What to do: Copy out all lines in the data below containing the string "altika".
━━━ Raw data
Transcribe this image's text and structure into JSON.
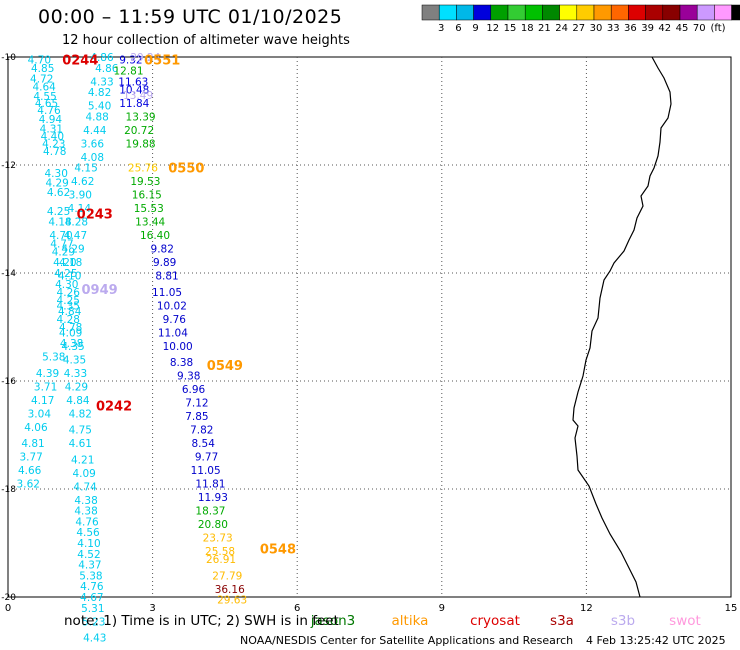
{
  "header": {
    "title": "00:00 – 11:59 UTC 01/10/2025",
    "subtitle": "12 hour collection of altimeter wave heights"
  },
  "footer": {
    "note": "note: 1) Time is in UTC; 2) SWH is in feet",
    "credit": "NOAA/NESDIS Center for Satellite Applications and Research",
    "timestamp": "4 Feb 13:25:42 UTC 2025"
  },
  "color_scale": {
    "labels": [
      "3",
      "6",
      "9",
      "12",
      "15",
      "18",
      "21",
      "24",
      "27",
      "30",
      "33",
      "36",
      "39",
      "42",
      "45",
      "70"
    ],
    "unit": "(ft)",
    "colors": [
      "#808080",
      "#00e0ff",
      "#00b8e8",
      "#0000dd",
      "#00a000",
      "#33cc33",
      "#00c000",
      "#008800",
      "#ffff00",
      "#ffcc00",
      "#ff9900",
      "#ff6600",
      "#dd0000",
      "#aa0000",
      "#880000",
      "#990099",
      "#cc99ff",
      "#ff99ff",
      "#000000"
    ]
  },
  "satellites": [
    {
      "name": "jason3",
      "color": "#007700"
    },
    {
      "name": "altika",
      "color": "#ff9900"
    },
    {
      "name": "cryosat",
      "color": "#dd0000"
    },
    {
      "name": "s3a",
      "color": "#aa0000"
    },
    {
      "name": "s3b",
      "color": "#bbaaee"
    },
    {
      "name": "swot",
      "color": "#ff99dd"
    }
  ],
  "chart_data": {
    "type": "scatter",
    "xlim": [
      0,
      15
    ],
    "ylim": [
      -20,
      -10
    ],
    "xticks": [
      0,
      3,
      6,
      9,
      12,
      15
    ],
    "yticks": [
      -10,
      -12,
      -14,
      -16,
      -18,
      -20
    ],
    "xtick_labels": [
      "0",
      "3",
      "6",
      "9",
      "12",
      "15"
    ],
    "ytick_labels": [
      "-10",
      "-12",
      "-14",
      "-16",
      "-18",
      "-20"
    ],
    "grid": true,
    "pass_labels": [
      {
        "text": "0244",
        "x": 1.5,
        "y": -10.05,
        "color": "#dd0000"
      },
      {
        "text": "0551",
        "x": 3.2,
        "y": -10.05,
        "color": "#ff9900"
      },
      {
        "text": "0550",
        "x": 3.7,
        "y": -12.05,
        "color": "#ff9900"
      },
      {
        "text": "0243",
        "x": 1.8,
        "y": -12.9,
        "color": "#dd0000"
      },
      {
        "text": "0949",
        "x": 1.9,
        "y": -14.3,
        "color": "#bbaaee"
      },
      {
        "text": "0549",
        "x": 4.5,
        "y": -15.7,
        "color": "#ff9900"
      },
      {
        "text": "0242",
        "x": 2.2,
        "y": -16.45,
        "color": "#dd0000"
      },
      {
        "text": "0548",
        "x": 5.6,
        "y": -19.1,
        "color": "#ff9900"
      }
    ],
    "series": [
      {
        "name": "cryosat 0244",
        "color": "#00ccee",
        "points": [
          [
            0.65,
            -10.05,
            "4.70"
          ],
          [
            0.72,
            -10.2,
            "4.85"
          ],
          [
            0.7,
            -10.4,
            "4.72"
          ],
          [
            0.75,
            -10.55,
            "4.64"
          ],
          [
            0.77,
            -10.72,
            "4.55"
          ],
          [
            0.8,
            -10.85,
            "4.65"
          ],
          [
            0.85,
            -10.98,
            "4.76"
          ],
          [
            0.88,
            -11.15,
            "4.94"
          ],
          [
            0.9,
            -11.32,
            "4.31"
          ],
          [
            0.92,
            -11.46,
            "4.40"
          ],
          [
            0.95,
            -11.6,
            "4.23"
          ],
          [
            0.97,
            -11.74,
            "4.78"
          ],
          [
            1.0,
            -12.15,
            "4.30"
          ],
          [
            1.02,
            -12.32,
            "4.29"
          ],
          [
            1.05,
            -12.5,
            "4.62"
          ],
          [
            1.05,
            -12.85,
            "4.25"
          ],
          [
            1.08,
            -13.05,
            "4.18"
          ],
          [
            1.1,
            -13.3,
            "4.70"
          ],
          [
            1.12,
            -13.45,
            "4.77"
          ],
          [
            1.15,
            -13.6,
            "4.29"
          ],
          [
            1.18,
            -13.8,
            "4.20"
          ],
          [
            1.2,
            -14.0,
            "4.25"
          ],
          [
            1.22,
            -14.2,
            "4.30"
          ],
          [
            1.25,
            -14.5,
            "4.25"
          ],
          [
            1.28,
            -14.7,
            "4.84"
          ],
          [
            1.3,
            -15.0,
            "4.78"
          ],
          [
            1.32,
            -15.3,
            "4.38"
          ],
          [
            0.95,
            -15.55,
            "5.38"
          ],
          [
            0.82,
            -15.85,
            "4.39"
          ],
          [
            0.78,
            -16.1,
            "3.71"
          ],
          [
            0.72,
            -16.35,
            "4.17"
          ],
          [
            0.65,
            -16.6,
            "3.04"
          ],
          [
            0.58,
            -16.85,
            "4.06"
          ],
          [
            0.52,
            -17.15,
            "4.81"
          ],
          [
            0.48,
            -17.4,
            "3.77"
          ],
          [
            0.45,
            -17.65,
            "4.66"
          ],
          [
            0.42,
            -17.9,
            "3.62"
          ]
        ]
      },
      {
        "name": "jason 0551",
        "color": "#00ccee",
        "points": [
          [
            1.95,
            -10.0,
            "4.86"
          ],
          [
            2.05,
            -10.2,
            "4.86"
          ],
          [
            1.95,
            -10.45,
            "4.33"
          ],
          [
            1.9,
            -10.65,
            "4.82"
          ],
          [
            1.9,
            -10.9,
            "5.40"
          ],
          [
            1.85,
            -11.1,
            "4.88"
          ],
          [
            1.8,
            -11.35,
            "4.44"
          ],
          [
            1.75,
            -11.6,
            "3.66"
          ],
          [
            1.75,
            -11.85,
            "4.08"
          ],
          [
            1.62,
            -12.05,
            "4.15"
          ],
          [
            1.55,
            -12.3,
            "4.62"
          ],
          [
            1.5,
            -12.55,
            "3.90"
          ],
          [
            1.48,
            -12.8,
            "4.14"
          ],
          [
            1.42,
            -13.05,
            "4.28"
          ],
          [
            1.4,
            -13.3,
            "4.47"
          ],
          [
            1.35,
            -13.55,
            "4.29"
          ],
          [
            1.3,
            -13.8,
            "4.18"
          ],
          [
            1.28,
            -14.05,
            "4.10"
          ],
          [
            1.25,
            -14.35,
            "4.26"
          ],
          [
            1.25,
            -14.6,
            "4.35"
          ],
          [
            1.25,
            -14.85,
            "4.28"
          ],
          [
            1.3,
            -15.1,
            "4.09"
          ],
          [
            1.35,
            -15.35,
            "4.35"
          ],
          [
            1.38,
            -15.6,
            "4.35"
          ],
          [
            1.4,
            -15.85,
            "4.33"
          ],
          [
            1.42,
            -16.1,
            "4.29"
          ],
          [
            1.45,
            -16.35,
            "4.84"
          ],
          [
            1.5,
            -16.6,
            "4.82"
          ],
          [
            1.5,
            -16.9,
            "4.75"
          ],
          [
            1.5,
            -17.15,
            "4.61"
          ],
          [
            1.55,
            -17.45,
            "4.21"
          ],
          [
            1.58,
            -17.7,
            "4.09"
          ],
          [
            1.6,
            -17.95,
            "4.74"
          ],
          [
            1.62,
            -18.2,
            "4.38"
          ],
          [
            1.62,
            -18.4,
            "4.38"
          ],
          [
            1.64,
            -18.6,
            "4.76"
          ],
          [
            1.66,
            -18.8,
            "4.56"
          ],
          [
            1.68,
            -19.0,
            "4.10"
          ],
          [
            1.68,
            -19.2,
            "4.52"
          ],
          [
            1.7,
            -19.4,
            "4.37"
          ],
          [
            1.72,
            -19.6,
            "5.38"
          ],
          [
            1.74,
            -19.8,
            "4.76"
          ],
          [
            1.74,
            -20.0,
            "4.67"
          ],
          [
            1.76,
            -20.2,
            "5.31"
          ],
          [
            1.78,
            -20.45,
            "5.23"
          ],
          [
            1.8,
            -20.75,
            "4.43"
          ]
        ]
      },
      {
        "name": "altika 0550",
        "color": "#0000dd",
        "points": [
          [
            2.55,
            -10.05,
            "9.32"
          ],
          [
            2.6,
            -10.45,
            "11.63"
          ],
          [
            2.62,
            -10.6,
            "10.48"
          ],
          [
            2.62,
            -10.85,
            "11.84"
          ]
        ]
      },
      {
        "name": "altika greens",
        "color": "#00aa00",
        "points": [
          [
            2.5,
            -10.25,
            "12.81"
          ],
          [
            2.75,
            -11.1,
            "13.39"
          ],
          [
            2.72,
            -11.35,
            "20.72"
          ],
          [
            2.75,
            -11.6,
            "19.88"
          ],
          [
            2.85,
            -12.3,
            "19.53"
          ],
          [
            2.88,
            -12.55,
            "16.15"
          ],
          [
            2.92,
            -12.8,
            "15.53"
          ],
          [
            2.95,
            -13.05,
            "13.44"
          ],
          [
            3.05,
            -13.3,
            "16.40"
          ]
        ]
      },
      {
        "name": "altika yellow",
        "color": "#ffcc00",
        "points": [
          [
            2.8,
            -12.05,
            "25.76"
          ]
        ]
      },
      {
        "name": "altika blues",
        "color": "#0000cc",
        "points": [
          [
            3.2,
            -13.55,
            "9.82"
          ],
          [
            3.25,
            -13.8,
            "9.89"
          ],
          [
            3.3,
            -14.05,
            "8.81"
          ],
          [
            3.3,
            -14.35,
            "11.05"
          ],
          [
            3.4,
            -14.6,
            "10.02"
          ],
          [
            3.45,
            -14.85,
            "9.76"
          ],
          [
            3.42,
            -15.1,
            "11.04"
          ],
          [
            3.52,
            -15.35,
            "10.00"
          ],
          [
            3.6,
            -15.65,
            "8.38"
          ],
          [
            3.75,
            -15.9,
            "9.38"
          ],
          [
            3.85,
            -16.15,
            "6.96"
          ],
          [
            3.92,
            -16.4,
            "7.12"
          ],
          [
            3.92,
            -16.65,
            "7.85"
          ],
          [
            4.02,
            -16.9,
            "7.82"
          ],
          [
            4.05,
            -17.15,
            "8.54"
          ],
          [
            4.12,
            -17.4,
            "9.77"
          ],
          [
            4.1,
            -17.65,
            "11.05"
          ],
          [
            4.2,
            -17.9,
            "11.81"
          ],
          [
            4.25,
            -18.15,
            "11.93"
          ]
        ]
      },
      {
        "name": "altika lower",
        "color": "#00aa00",
        "points": [
          [
            4.2,
            -18.4,
            "18.37"
          ],
          [
            4.25,
            -18.65,
            "20.80"
          ]
        ]
      },
      {
        "name": "altika orange",
        "color": "#ffbb00",
        "points": [
          [
            4.35,
            -18.9,
            "23.73"
          ],
          [
            4.4,
            -19.15,
            "25.58"
          ],
          [
            4.42,
            -19.3,
            "26.91"
          ],
          [
            4.55,
            -19.6,
            "27.79"
          ],
          [
            4.65,
            -20.05,
            "29.63"
          ]
        ]
      },
      {
        "name": "altika dark",
        "color": "#880000",
        "points": [
          [
            4.6,
            -19.85,
            "36.16"
          ]
        ]
      },
      {
        "name": "swot",
        "color": "#bbaaee",
        "points": [
          [
            2.85,
            -10.0,
            "29.24"
          ],
          [
            2.7,
            -10.7,
            "13.49"
          ]
        ]
      }
    ]
  }
}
━━━━━━
Solution to the exercise:
      "name": "altika",
        "name": "altika 0550",
        "name": "altika greens",
        "name": "altika yellow",
        "name": "altika blues",
        "name": "altika lower",
        "name": "altika orange",
        "name": "altika dark",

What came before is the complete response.